Look for the word "incidence" in the entries and copy every line where it shows up.

Records from a data collection
====

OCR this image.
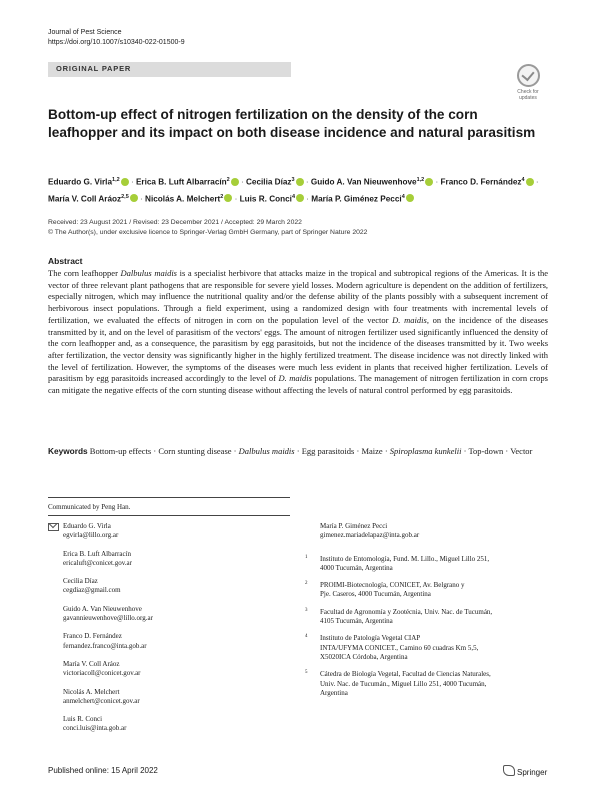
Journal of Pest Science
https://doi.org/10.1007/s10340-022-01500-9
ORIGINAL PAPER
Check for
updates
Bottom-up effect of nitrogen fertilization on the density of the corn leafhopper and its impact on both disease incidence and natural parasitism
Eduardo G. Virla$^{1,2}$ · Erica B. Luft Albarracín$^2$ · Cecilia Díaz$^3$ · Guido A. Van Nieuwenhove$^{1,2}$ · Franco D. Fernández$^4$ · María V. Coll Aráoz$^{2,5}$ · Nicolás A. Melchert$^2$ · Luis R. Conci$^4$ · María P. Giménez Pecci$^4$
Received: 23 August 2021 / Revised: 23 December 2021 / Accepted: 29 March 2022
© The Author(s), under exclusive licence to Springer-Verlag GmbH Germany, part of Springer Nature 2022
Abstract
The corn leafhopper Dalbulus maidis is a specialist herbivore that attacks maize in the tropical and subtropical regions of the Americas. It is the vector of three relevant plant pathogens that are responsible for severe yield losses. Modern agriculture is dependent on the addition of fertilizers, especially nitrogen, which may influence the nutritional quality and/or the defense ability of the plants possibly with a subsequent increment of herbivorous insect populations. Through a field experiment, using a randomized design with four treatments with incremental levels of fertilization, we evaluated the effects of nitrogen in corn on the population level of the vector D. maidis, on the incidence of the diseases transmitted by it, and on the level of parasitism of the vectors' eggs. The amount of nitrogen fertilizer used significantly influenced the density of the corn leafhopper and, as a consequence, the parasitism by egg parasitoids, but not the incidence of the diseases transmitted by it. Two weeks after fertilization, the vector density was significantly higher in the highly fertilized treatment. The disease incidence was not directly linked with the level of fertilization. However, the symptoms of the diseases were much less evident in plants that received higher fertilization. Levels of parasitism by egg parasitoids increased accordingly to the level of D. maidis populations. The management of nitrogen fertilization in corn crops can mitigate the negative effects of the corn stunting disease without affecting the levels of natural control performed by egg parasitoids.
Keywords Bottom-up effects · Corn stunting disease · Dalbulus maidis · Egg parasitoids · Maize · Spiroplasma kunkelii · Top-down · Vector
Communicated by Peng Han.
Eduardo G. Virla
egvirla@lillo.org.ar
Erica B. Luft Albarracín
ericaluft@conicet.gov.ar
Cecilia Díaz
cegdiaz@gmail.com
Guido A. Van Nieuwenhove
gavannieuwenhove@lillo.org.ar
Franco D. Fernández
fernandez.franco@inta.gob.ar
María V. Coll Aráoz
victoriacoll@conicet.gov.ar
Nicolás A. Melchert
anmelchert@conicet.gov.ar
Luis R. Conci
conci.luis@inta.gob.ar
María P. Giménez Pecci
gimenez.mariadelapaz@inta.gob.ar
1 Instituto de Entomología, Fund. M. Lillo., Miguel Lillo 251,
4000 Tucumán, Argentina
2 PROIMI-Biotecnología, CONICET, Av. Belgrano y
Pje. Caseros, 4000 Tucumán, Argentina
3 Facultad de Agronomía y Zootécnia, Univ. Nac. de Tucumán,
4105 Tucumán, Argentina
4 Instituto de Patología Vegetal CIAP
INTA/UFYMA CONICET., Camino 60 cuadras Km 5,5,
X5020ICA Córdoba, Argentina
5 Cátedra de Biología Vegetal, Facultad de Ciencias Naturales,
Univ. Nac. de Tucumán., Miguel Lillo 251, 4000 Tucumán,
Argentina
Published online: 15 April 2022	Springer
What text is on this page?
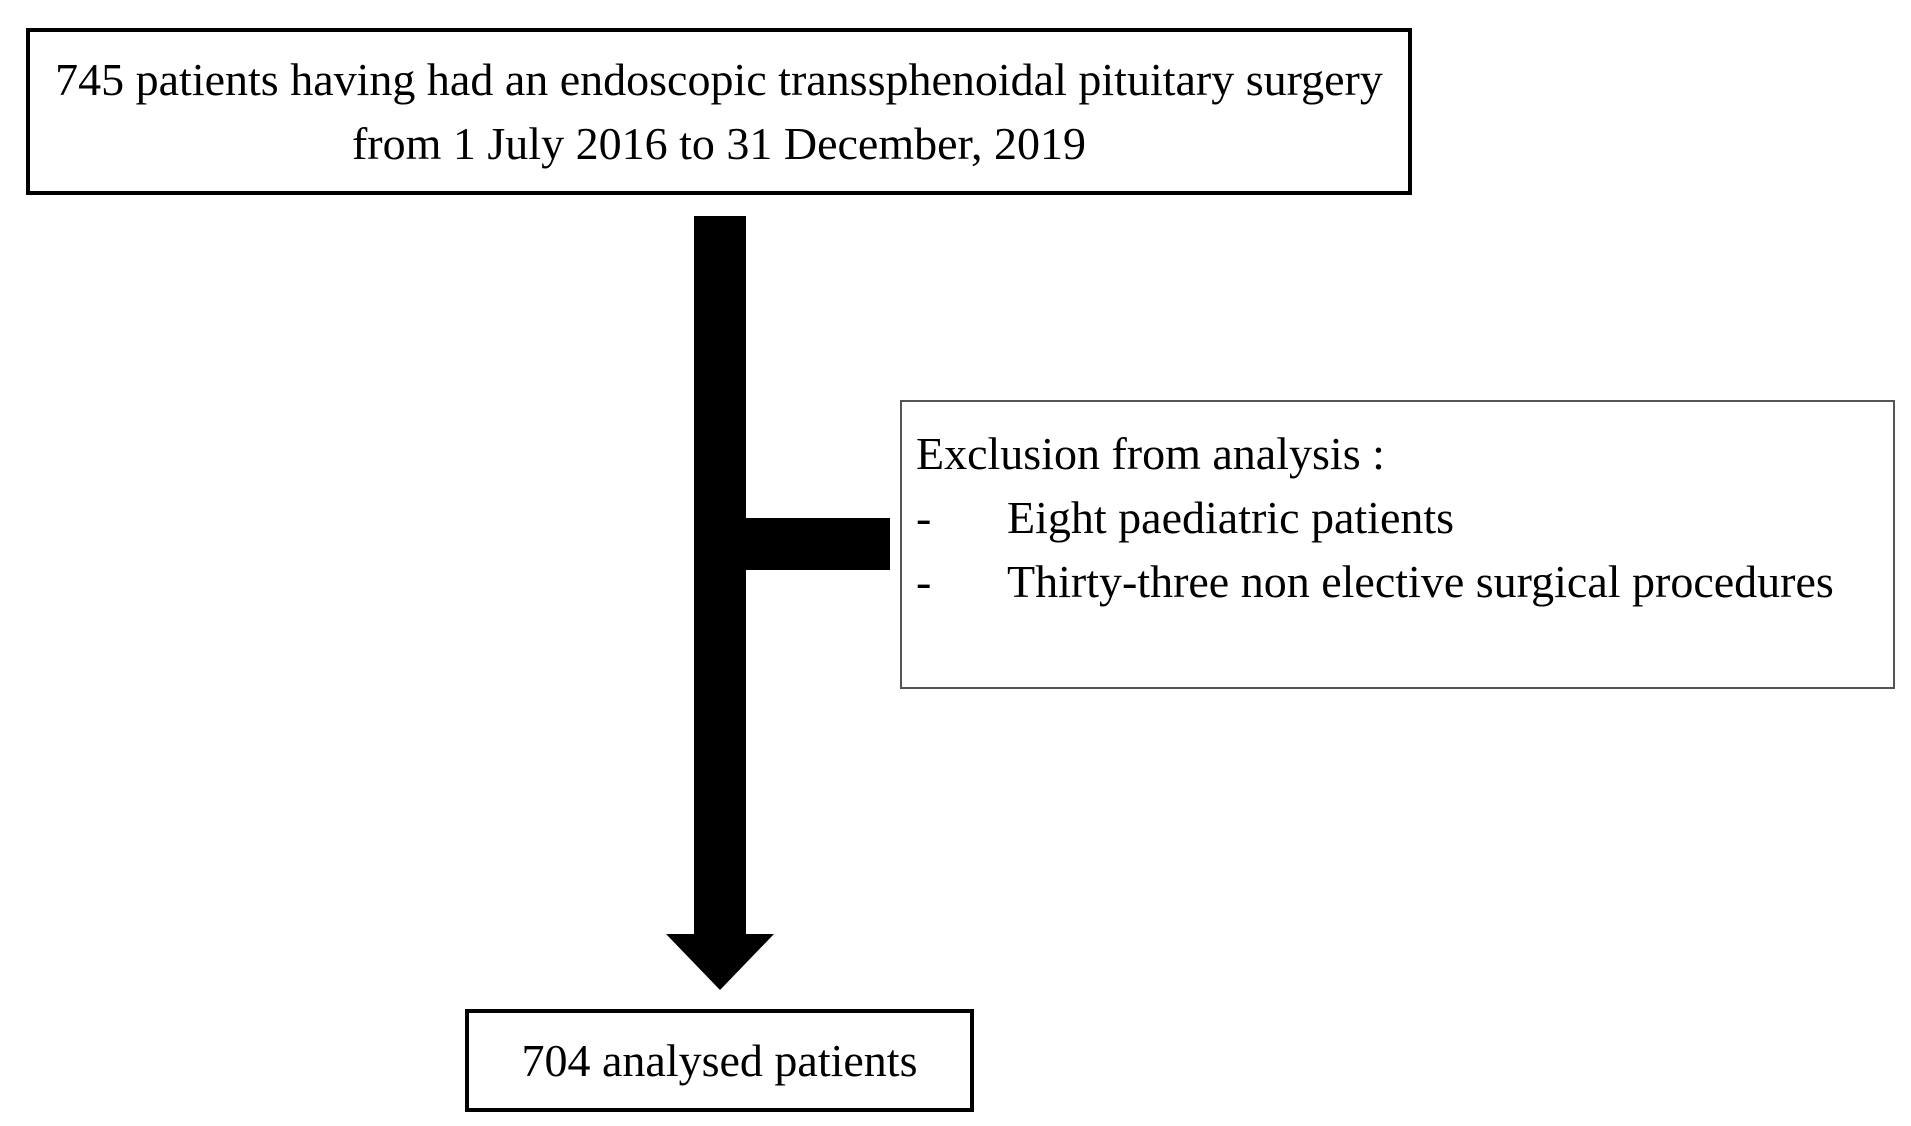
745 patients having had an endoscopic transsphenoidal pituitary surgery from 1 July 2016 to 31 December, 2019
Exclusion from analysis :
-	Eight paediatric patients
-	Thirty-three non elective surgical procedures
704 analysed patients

====

- [Expected answer]
Bottom-up effect of nitrogen fertilization on the density of the corn leafhopper and its impact on both disease incidence and natural parasitism
The corn leafhopper Dalbulus maidis is a specialist herbivore that attacks maize in the tropical and subtropical regions of the Americas. It is the vector of three relevant plant pathogens that are responsible for severe yield losses. Modern agriculture is dependent on the addition of fertilizers, especially nitrogen, which may influence the nutritional quality and/or the defense ability of the plants possibly with a subsequent increment of herbivorous insect populations. Through a field experiment, using a randomized design with four treatments with incremental levels of fertilization, we evaluated the effects of nitrogen in corn on the population level of the vector D. maidis, on the incidence of the diseases transmitted by it, and on the level of parasitism of the vectors' eggs. The amount of nitrogen fertilizer used significantly influenced the density of the corn leafhopper and, as a consequence, the parasitism by egg parasitoids, but not the incidence of the diseases transmitted by it. Two weeks after fertilization, the vector density was significantly higher in the highly fertilized treatment. The disease incidence was not directly linked with the level of fertilization. However, the symptoms of the diseases were much less evident in plants that received higher fertilization. Levels of parasitism by egg parasitoids increased accordingly to the level of D. maidis populations. The management of nitrogen fertilization in corn crops can mitigate the negative effects of the corn stunting disease without affecting the levels of natural control performed by egg parasitoids.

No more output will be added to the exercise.